GIVEN INSTRUCTION:
Render the material below as a JSON list of strings, one string per line, with blank lines omitted. Leave the pictures out of the list.

╭──

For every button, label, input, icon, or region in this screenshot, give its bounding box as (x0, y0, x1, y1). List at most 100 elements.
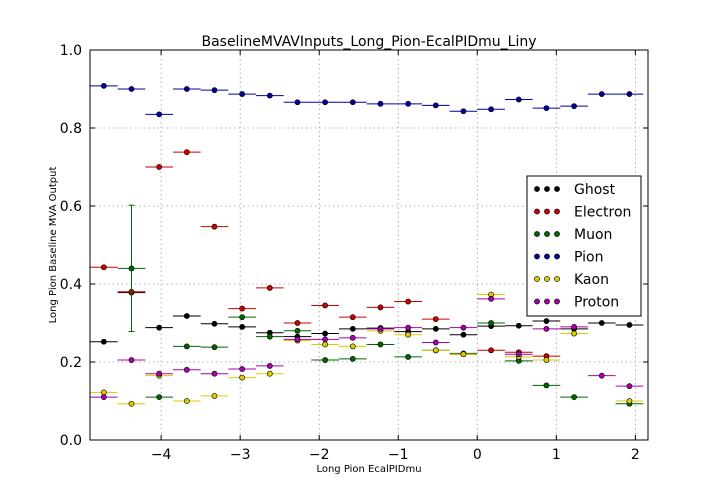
legend-marker-proton (534, 298, 540, 305)
muon-point (183, 343, 190, 350)
proton-point (432, 339, 439, 346)
legend: Ghost Electron Muon Pion Kaon Proton (526, 175, 642, 317)
proton-point (266, 362, 273, 369)
legend-marker-ghost (554, 186, 560, 192)
pion-point (156, 111, 163, 118)
muon-point (377, 341, 384, 348)
electron-point (488, 347, 495, 354)
electron-point (349, 314, 356, 321)
x-tick-label: −2 (309, 447, 330, 463)
pion-point (239, 91, 246, 97)
muon-point (488, 320, 495, 326)
muon-point (156, 394, 163, 400)
kaon-point (626, 398, 633, 404)
electron-point (211, 223, 218, 230)
muon-point (239, 314, 246, 321)
muon-point (349, 355, 356, 362)
proton-point (349, 334, 356, 341)
kaon-point (128, 400, 135, 407)
ghost-point (322, 330, 329, 337)
legend-marker-ghost (534, 186, 540, 192)
chart-title: BaselineMVAVInputs_Long_Pion-EcalPIDmu_L… (201, 34, 536, 50)
pion-point (571, 103, 578, 110)
proton-point (128, 357, 135, 363)
kaon-point (349, 343, 356, 350)
y-axis-label: Long Pion Baseline MVA Output (48, 167, 59, 324)
electron-point (156, 164, 163, 170)
electron-point (322, 302, 329, 309)
proton-point (460, 324, 467, 331)
legend-label-kaon: Kaon (574, 272, 609, 288)
proton-point (156, 370, 163, 377)
legend-marker-electron (554, 208, 560, 215)
pion-point (460, 108, 467, 115)
proton-point (515, 351, 522, 358)
pion-point (211, 87, 218, 94)
legend-marker-pion (554, 253, 560, 260)
pion-point (598, 91, 605, 97)
muon-point (543, 382, 550, 389)
legend-marker-kaon (554, 276, 560, 282)
legend-marker-pion (534, 253, 540, 260)
y-tick-label: 0.2 (60, 355, 82, 371)
proton-point (239, 366, 246, 372)
kaon-point (543, 357, 550, 363)
legend-marker-kaon (544, 276, 550, 282)
proton-point (294, 336, 301, 343)
kaon-point (432, 347, 439, 354)
pion-point (322, 99, 329, 106)
x-tick-label: 0 (473, 447, 482, 463)
x-axis-label: Long Pion EcalPIDmu (316, 464, 421, 475)
muon-point (211, 344, 218, 351)
pion-point (543, 105, 550, 112)
kaon-point (211, 393, 218, 399)
legend-label-electron: Electron (574, 205, 631, 221)
legend-marker-pion (544, 253, 550, 260)
legend-marker-proton (554, 298, 560, 305)
ghost-point (156, 324, 163, 331)
y-tick-label: 0.6 (60, 199, 82, 215)
y-tick-label: 0.8 (60, 121, 82, 137)
legend-marker-muon (534, 231, 540, 237)
legend-marker-proton (544, 298, 550, 305)
y-tick-label: 0.0 (60, 433, 82, 449)
proton-point (488, 295, 495, 302)
x-tick-label: −1 (388, 447, 409, 463)
proton-point (322, 336, 329, 343)
x-tick-label: 2 (631, 447, 640, 463)
axis-ticks: −4 −3 −2 −1 0 1 2 0.0 0.2 0.4 0.6 0.8 1.0 (60, 43, 648, 463)
pion-point (294, 99, 301, 106)
pion-point (349, 99, 356, 106)
ghost-point (460, 331, 467, 338)
kaon-point (266, 370, 273, 377)
legend-label-muon: Muon (574, 227, 612, 243)
x-tick-label: −4 (151, 447, 172, 463)
kaon-point (239, 374, 246, 381)
electron-point (432, 316, 439, 322)
pion-point (377, 100, 384, 107)
legend-label-pion: Pion (574, 250, 603, 266)
pion-point (405, 100, 412, 107)
electron-point (239, 305, 246, 312)
kaon-point (405, 331, 412, 338)
electron-point (294, 320, 301, 326)
ghost-point (239, 323, 246, 330)
proton-point (626, 383, 633, 390)
muon-point (266, 333, 273, 340)
kaon-point (322, 341, 329, 348)
pion-point (183, 86, 190, 92)
ghost-point (598, 320, 605, 326)
muon-point (571, 394, 578, 400)
legend-marker-kaon (534, 276, 540, 282)
ghost-point (515, 322, 522, 329)
legend-label-ghost: Ghost (574, 182, 616, 198)
electron-point (183, 149, 190, 156)
pion-point (128, 86, 135, 92)
proton-point (183, 366, 190, 373)
electron-point (266, 284, 273, 291)
plot-data (90, 82, 644, 407)
proton-point (598, 372, 605, 379)
ghost-point (432, 325, 439, 332)
proton-point (211, 370, 218, 377)
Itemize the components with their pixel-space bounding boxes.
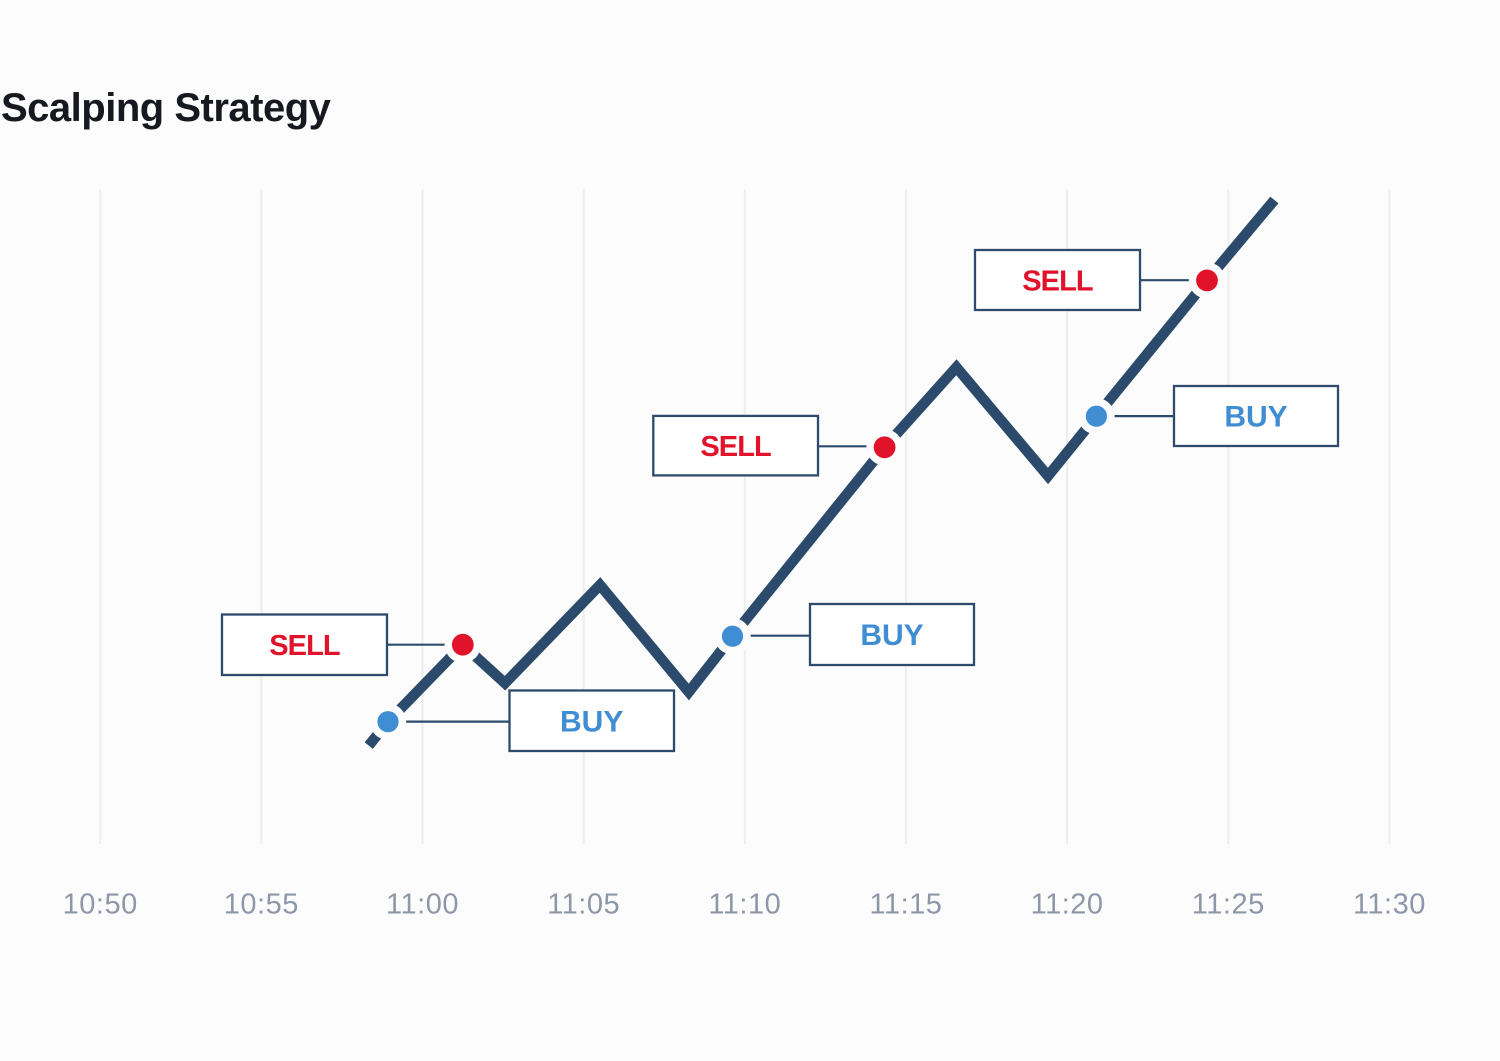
svg-text:SELL: SELL [1022, 266, 1093, 298]
svg-text:11:15: 11:15 [869, 889, 942, 921]
svg-text:BUY: BUY [860, 619, 923, 652]
svg-text:11:10: 11:10 [708, 889, 781, 921]
svg-text:BUY: BUY [1224, 401, 1287, 434]
svg-text:10:55: 10:55 [224, 889, 299, 921]
svg-text:SELL: SELL [269, 630, 340, 662]
svg-text:11:00: 11:00 [386, 889, 459, 921]
svg-text:11:25: 11:25 [1192, 889, 1265, 921]
svg-text:11:30: 11:30 [1353, 889, 1426, 921]
svg-text:Scalping Strategy: Scalping Strategy [1, 86, 332, 130]
svg-text:SELL: SELL [700, 431, 771, 463]
svg-text:11:20: 11:20 [1031, 889, 1104, 921]
svg-text:10:50: 10:50 [63, 889, 138, 921]
svg-text:BUY: BUY [560, 706, 623, 739]
svg-text:11:05: 11:05 [547, 889, 620, 921]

╰──

ANSWER FOR THIS EXERCISE:
[
  "For every button, label, input, icon, or region in this screenshot, give its bounding box as (x0, y0, x1, y1). List at most 100 elements.",
  "legend-marker-proton (534, 298, 540, 305)",
  "muon-point (183, 343, 190, 350)",
  "proton-point (432, 339, 439, 346)",
  "legend: Ghost Electron Muon Pion Kaon Proton (526, 175, 642, 317)",
  "proton-point (266, 362, 273, 369)",
  "legend-marker-ghost (554, 186, 560, 192)",
  "pion-point (156, 111, 163, 118)",
  "muon-point (377, 341, 384, 348)",
  "electron-point (488, 347, 495, 354)",
  "electron-point (349, 314, 356, 321)",
  "x-tick-label: −2 (309, 447, 330, 463)",
  "pion-point (239, 91, 246, 97)",
  "muon-point (488, 320, 495, 326)",
  "muon-point (156, 394, 163, 400)",
  "kaon-point (626, 398, 633, 404)",
  "electron-point (211, 223, 218, 230)",
  "muon-point (239, 314, 246, 321)",
  "muon-point (349, 355, 356, 362)",
  "proton-point (349, 334, 356, 341)",
  "kaon-point (128, 400, 135, 407)",
  "ghost-point (322, 330, 329, 337)",
  "legend-marker-ghost (534, 186, 540, 192)",
  "chart-title: BaselineMVAVInputs_Long_Pion-EcalPIDmu_L… (201, 34, 536, 50)",
  "pion-point (571, 103, 578, 110)",
  "proton-point (128, 357, 135, 363)",
  "kaon-point (349, 343, 356, 350)",
  "y-axis-label: Long Pion Baseline MVA Output (48, 167, 59, 324)",
  "electron-point (156, 164, 163, 170)",
  "electron-point (322, 302, 329, 309)",
  "proton-point (460, 324, 467, 331)",
  "legend-label-kaon: Kaon (574, 272, 609, 288)",
  "proton-point (156, 370, 163, 377)",
  "legend-marker-electron (554, 208, 560, 215)",
  "pion-point (460, 108, 467, 115)",
  "proton-point (515, 351, 522, 358)",
  "pion-point (211, 87, 218, 94)",
  "legend-marker-pion (554, 253, 560, 260)",
  "pion-point (598, 91, 605, 97)",
  "muon-point (543, 382, 550, 389)",
  "legend-marker-kaon (554, 276, 560, 282)",
  "legend-marker-pion (534, 253, 540, 260)",
  "y-tick-label: 0.2 (60, 355, 82, 371)",
  "proton-point (239, 366, 246, 372)",
  "kaon-point (543, 357, 550, 363)",
  "legend-marker-kaon (544, 276, 550, 282)",
  "proton-point (294, 336, 301, 343)",
  "kaon-point (432, 347, 439, 354)",
  "pion-point (322, 99, 329, 106)",
  "x-tick-label: 0 (473, 447, 482, 463)",
  "x-axis-label: Long Pion EcalPIDmu (316, 464, 421, 475)",
  "muon-point (211, 344, 218, 351)",
  "pion-point (543, 105, 550, 112)",
  "kaon-point (211, 393, 218, 399)",
  "legend-label-electron: Electron (574, 205, 631, 221)",
  "legend-marker-pion (544, 253, 550, 260)",
  "legend-marker-proton (554, 298, 560, 305)",
  "ghost-point (156, 324, 163, 331)",
  "y-tick-label: 0.6 (60, 199, 82, 215)",
  "y-tick-label: 0.8 (60, 121, 82, 137)",
  "legend-marker-muon (534, 231, 540, 237)",
  "legend-marker-proton (544, 298, 550, 305)",
  "y-tick-label: 0.0 (60, 433, 82, 449)",
  "proton-point (488, 295, 495, 302)",
  "x-tick-label: −1 (388, 447, 409, 463)",
  "proton-point (322, 336, 329, 343)",
  "x-tick-label: 2 (631, 447, 640, 463)",
  "axis-ticks: −4 −3 −2 −1 0 1 2 0.0 0.2 0.4 0.6 0.8 1.0 (60, 43, 648, 463)",
  "pion-point (294, 99, 301, 106)",
  "pion-point (349, 99, 356, 106)",
  "ghost-point (460, 331, 467, 338)",
  "kaon-point (266, 370, 273, 377)",
  "legend-label-muon: Muon (574, 227, 612, 243)",
  "x-tick-label: −4 (151, 447, 172, 463)",
  "kaon-point (239, 374, 246, 381)",
  "electron-point (432, 316, 439, 322)",
  "pion-point (377, 100, 384, 107)",
  "legend-label-pion: Pion (574, 250, 603, 266)",
  "pion-point (405, 100, 412, 107)",
  "electron-point (239, 305, 246, 312)",
  "kaon-point (405, 331, 412, 338)",
  "electron-point (294, 320, 301, 326)",
  "ghost-point (239, 323, 246, 330)",
  "proton-point (626, 383, 633, 390)",
  "muon-point (266, 333, 273, 340)",
  "kaon-point (322, 341, 329, 348)",
  "pion-point (183, 86, 190, 92)",
  "ghost-point (598, 320, 605, 326)",
  "muon-point (571, 394, 578, 400)",
  "legend-marker-kaon (534, 276, 540, 282)",
  "ghost-point (515, 322, 522, 329)",
  "legend-label-ghost: Ghost (574, 182, 616, 198)",
  "electron-point (183, 149, 190, 156)",
  "pion-point (128, 86, 135, 92)",
  "proton-point (183, 366, 190, 373)",
  "electron-point (266, 284, 273, 291)",
  "plot-data (90, 82, 644, 407)",
  "proton-point (598, 372, 605, 379)",
  "ghost-point (432, 325, 439, 332)",
  "proton-point (211, 370, 218, 377)",
  "Itemize the components with their pixel-space bounding boxes.",
  "svg-text:SELL: SELL [1022, 266, 1093, 298]",
  "svg-text:11:15: 11:15 [869, 889, 942, 921]",
  "svg-text:BUY: BUY [860, 619, 923, 652]",
  "svg-text:11:10: 11:10 [708, 889, 781, 921]",
  "svg-text:BUY: BUY [1224, 401, 1287, 434]",
  "svg-text:10:55: 10:55 [224, 889, 299, 921]",
  "svg-text:SELL: SELL [269, 630, 340, 662]",
  "svg-text:11:00: 11:00 [386, 889, 459, 921]",
  "svg-text:11:25: 11:25 [1192, 889, 1265, 921]",
  "svg-text:11:30: 11:30 [1353, 889, 1426, 921]",
  "svg-text:Scalping Strategy: Scalping Strategy [1, 86, 332, 130]",
  "svg-text:SELL: SELL [700, 431, 771, 463]",
  "svg-text:11:20: 11:20 [1031, 889, 1104, 921]",
  "svg-text:10:50: 10:50 [63, 889, 138, 921]",
  "svg-text:BUY: BUY [560, 706, 623, 739]",
  "svg-text:11:05: 11:05 [547, 889, 620, 921]"
]